* BEGIN *

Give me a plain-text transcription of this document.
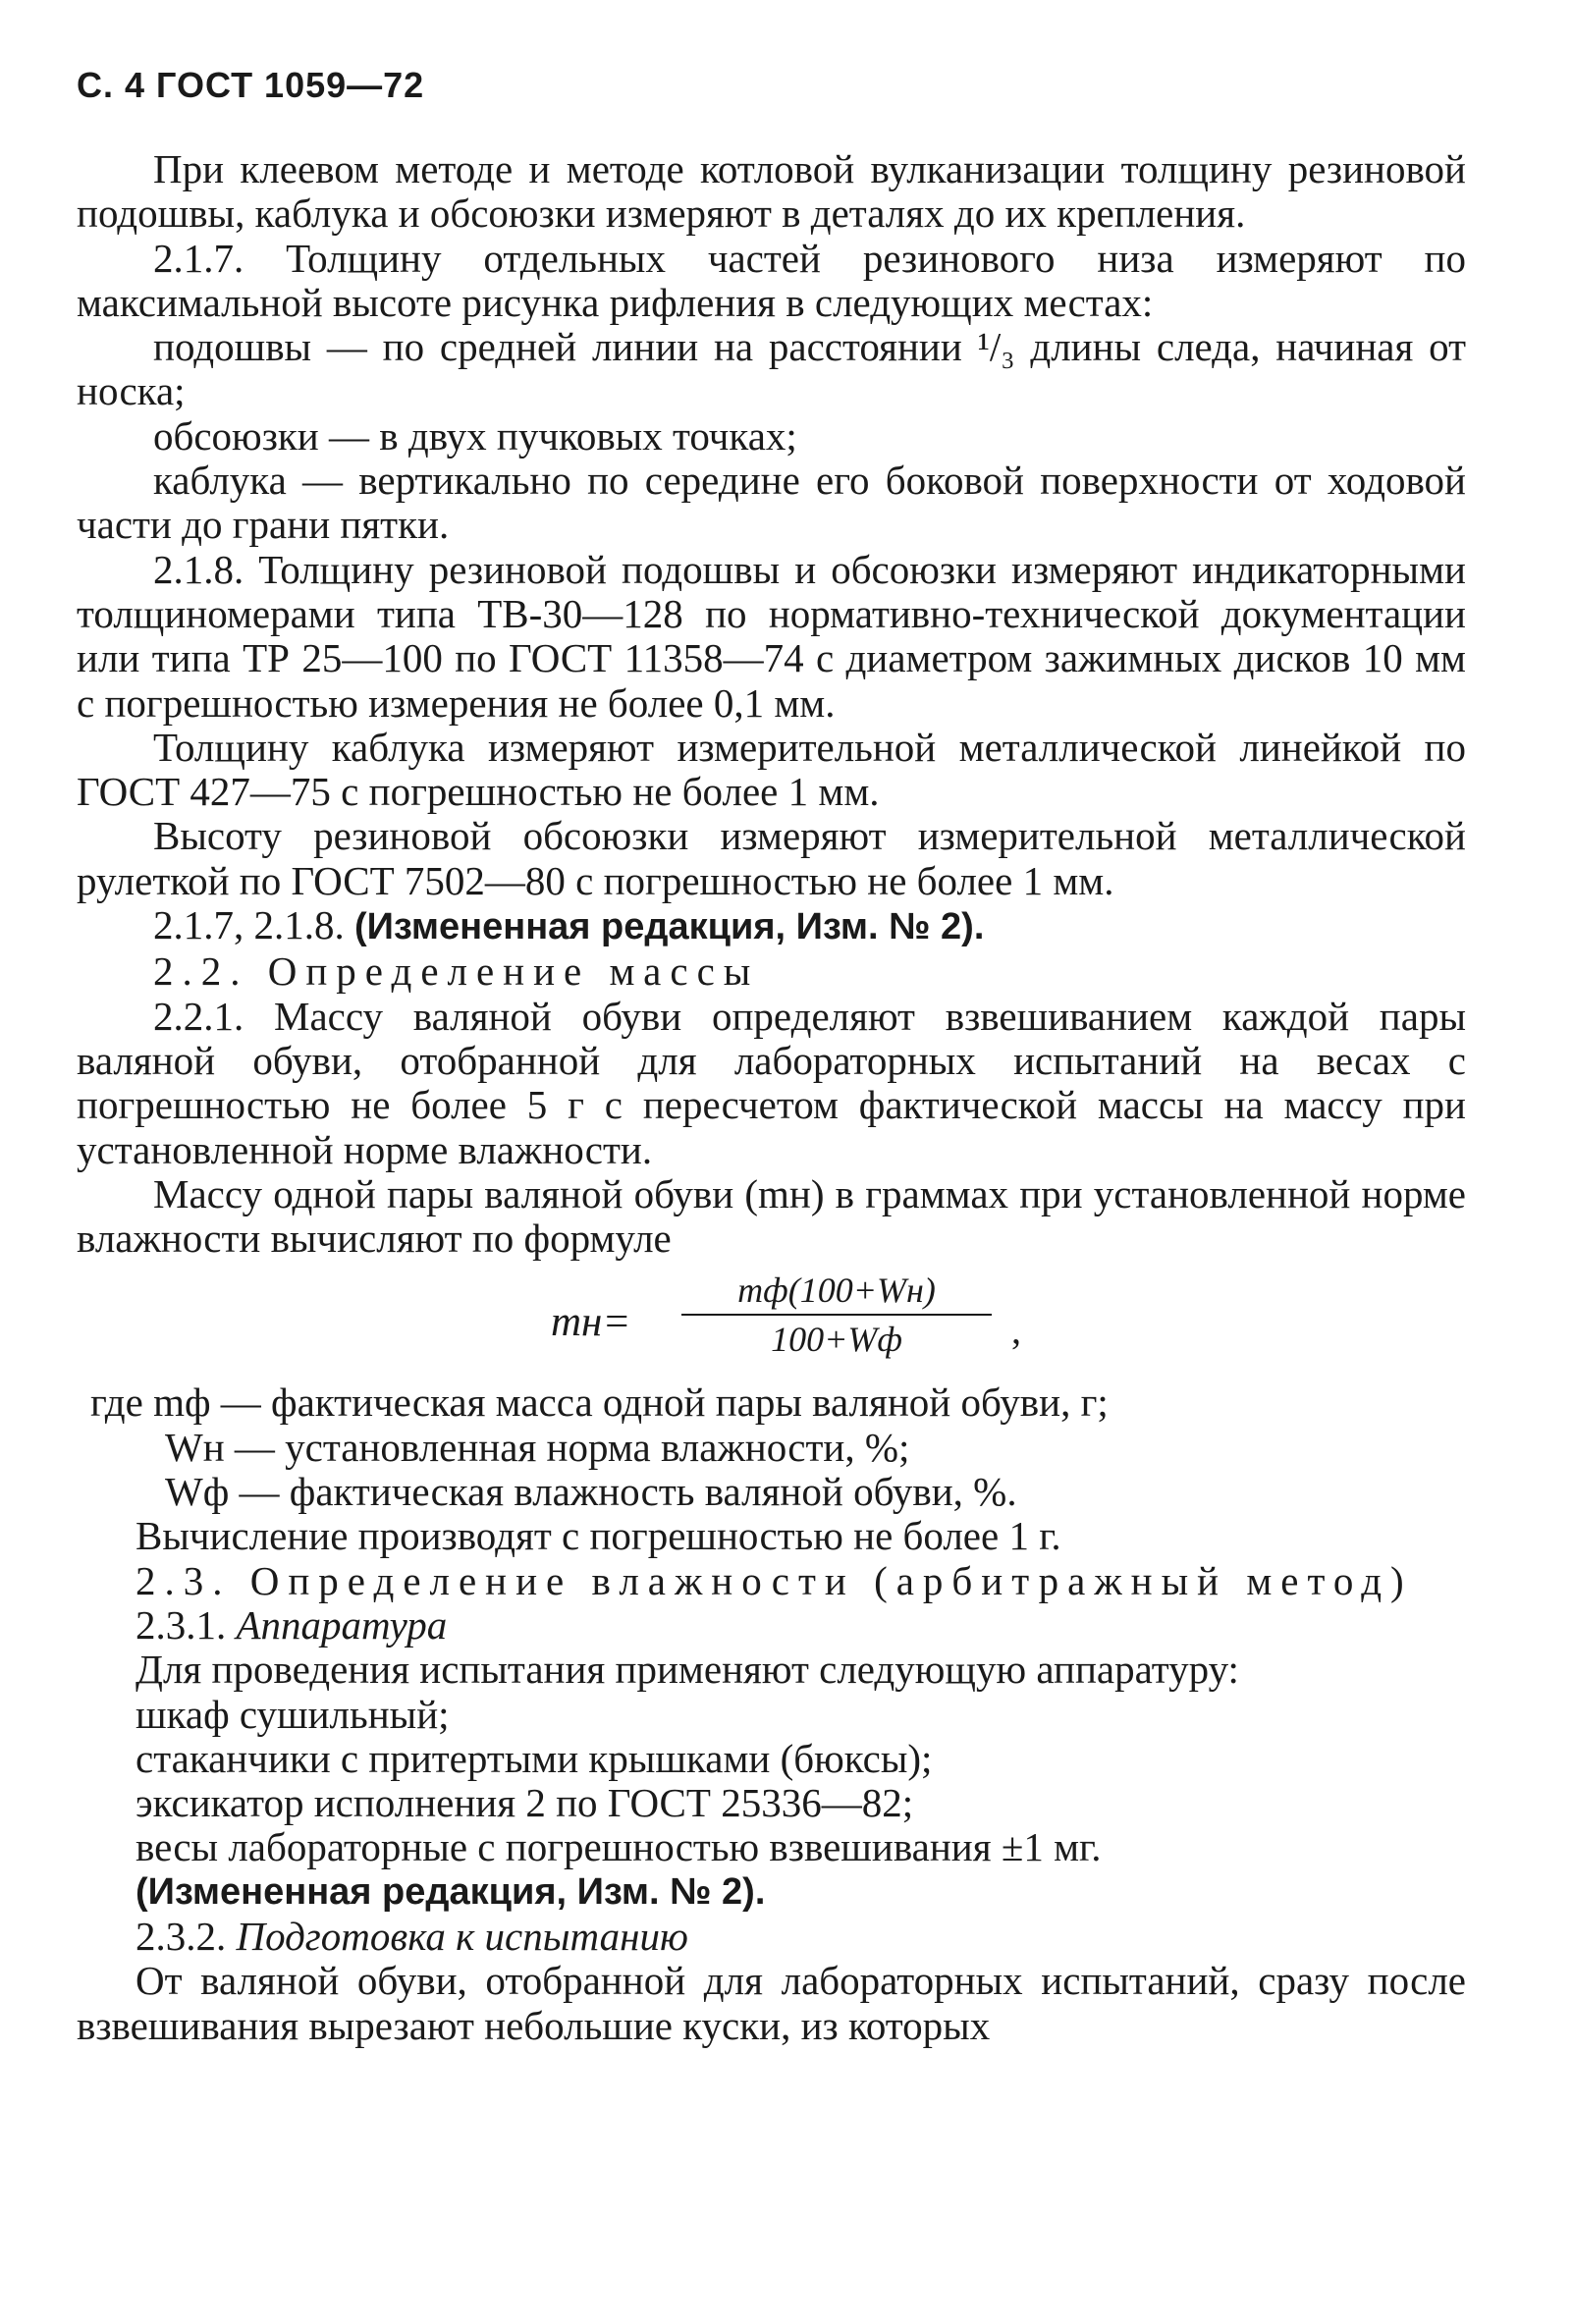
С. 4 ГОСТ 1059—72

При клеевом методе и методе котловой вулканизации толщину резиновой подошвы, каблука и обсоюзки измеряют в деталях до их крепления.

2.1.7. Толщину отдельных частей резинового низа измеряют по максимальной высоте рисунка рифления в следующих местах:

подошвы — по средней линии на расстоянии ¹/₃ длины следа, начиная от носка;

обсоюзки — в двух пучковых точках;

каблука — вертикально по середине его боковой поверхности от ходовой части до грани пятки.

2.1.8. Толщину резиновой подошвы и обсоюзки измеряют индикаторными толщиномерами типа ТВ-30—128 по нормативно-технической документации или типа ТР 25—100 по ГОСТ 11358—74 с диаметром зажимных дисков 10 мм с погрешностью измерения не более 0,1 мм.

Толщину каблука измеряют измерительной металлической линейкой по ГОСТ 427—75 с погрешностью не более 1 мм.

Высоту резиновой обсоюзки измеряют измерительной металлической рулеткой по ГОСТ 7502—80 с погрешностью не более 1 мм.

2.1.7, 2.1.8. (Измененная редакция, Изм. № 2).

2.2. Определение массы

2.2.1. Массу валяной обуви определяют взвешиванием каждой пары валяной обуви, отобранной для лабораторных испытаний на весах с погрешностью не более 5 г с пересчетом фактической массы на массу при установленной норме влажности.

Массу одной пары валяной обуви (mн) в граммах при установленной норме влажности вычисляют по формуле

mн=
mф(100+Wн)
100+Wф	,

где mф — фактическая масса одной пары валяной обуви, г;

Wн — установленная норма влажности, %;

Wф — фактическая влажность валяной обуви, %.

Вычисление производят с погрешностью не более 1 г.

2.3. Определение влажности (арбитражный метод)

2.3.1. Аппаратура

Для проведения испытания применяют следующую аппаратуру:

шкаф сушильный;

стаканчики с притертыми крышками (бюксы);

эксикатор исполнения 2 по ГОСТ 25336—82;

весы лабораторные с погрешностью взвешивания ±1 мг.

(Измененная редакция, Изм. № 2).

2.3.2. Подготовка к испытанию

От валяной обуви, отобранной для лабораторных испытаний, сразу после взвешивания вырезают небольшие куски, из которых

* END *

Written problem:
Each record above is to be restated exactly, with its pictures removed from the copy.

Response to this exercise:
Give me a plain-text transcription of this document.
С. 4 ГОСТ 1059—72

При клеевом методе и методе котловой вулканизации толщину резиновой подошвы, каблука и обсоюзки измеряют в деталях до их крепления.

2.1.7. Толщину отдельных частей резинового низа измеряют по максимальной высоте рисунка рифления в следующих местах:

подошвы — по средней линии на расстоянии ¹/₃ длины следа, начиная от носка;

обсоюзки — в двух пучковых точках;

каблука — вертикально по середине его боковой поверхности от ходовой части до грани пятки.

2.1.8. Толщину резиновой подошвы и обсоюзки измеряют индикаторными толщиномерами типа ТВ-30—128 по нормативно-технической документации или типа ТР 25—100 по ГОСТ 11358—74 с диаметром зажимных дисков 10 мм с погрешностью измерения не более 0,1 мм.

Толщину каблука измеряют измерительной металлической линейкой по ГОСТ 427—75 с погрешностью не более 1 мм.

Высоту резиновой обсоюзки измеряют измерительной металлической рулеткой по ГОСТ 7502—80 с погрешностью не более 1 мм.

2.1.7, 2.1.8. (Измененная редакция, Изм. № 2).

2.2. Определение массы

2.2.1. Массу валяной обуви определяют взвешиванием каждой пары валяной обуви, отобранной для лабораторных испытаний на весах с погрешностью не более 5 г с пересчетом фактической массы на массу при установленной норме влажности.

Массу одной пары валяной обуви (mн) в граммах при установленной норме влажности вычисляют по формуле

mн=
mф(100+Wн)
100+Wф	,

где mф — фактическая масса одной пары валяной обуви, г;

Wн — установленная норма влажности, %;

Wф — фактическая влажность валяной обуви, %.

Вычисление производят с погрешностью не более 1 г.

2.3. Определение влажности (арбитражный метод)

2.3.1. Аппаратура

Для проведения испытания применяют следующую аппаратуру:

шкаф сушильный;

стаканчики с притертыми крышками (бюксы);

эксикатор исполнения 2 по ГОСТ 25336—82;

весы лабораторные с погрешностью взвешивания ±1 мг.

(Измененная редакция, Изм. № 2).

2.3.2. Подготовка к испытанию

От валяной обуви, отобранной для лабораторных испытаний, сразу после взвешивания вырезают небольшие куски, из которых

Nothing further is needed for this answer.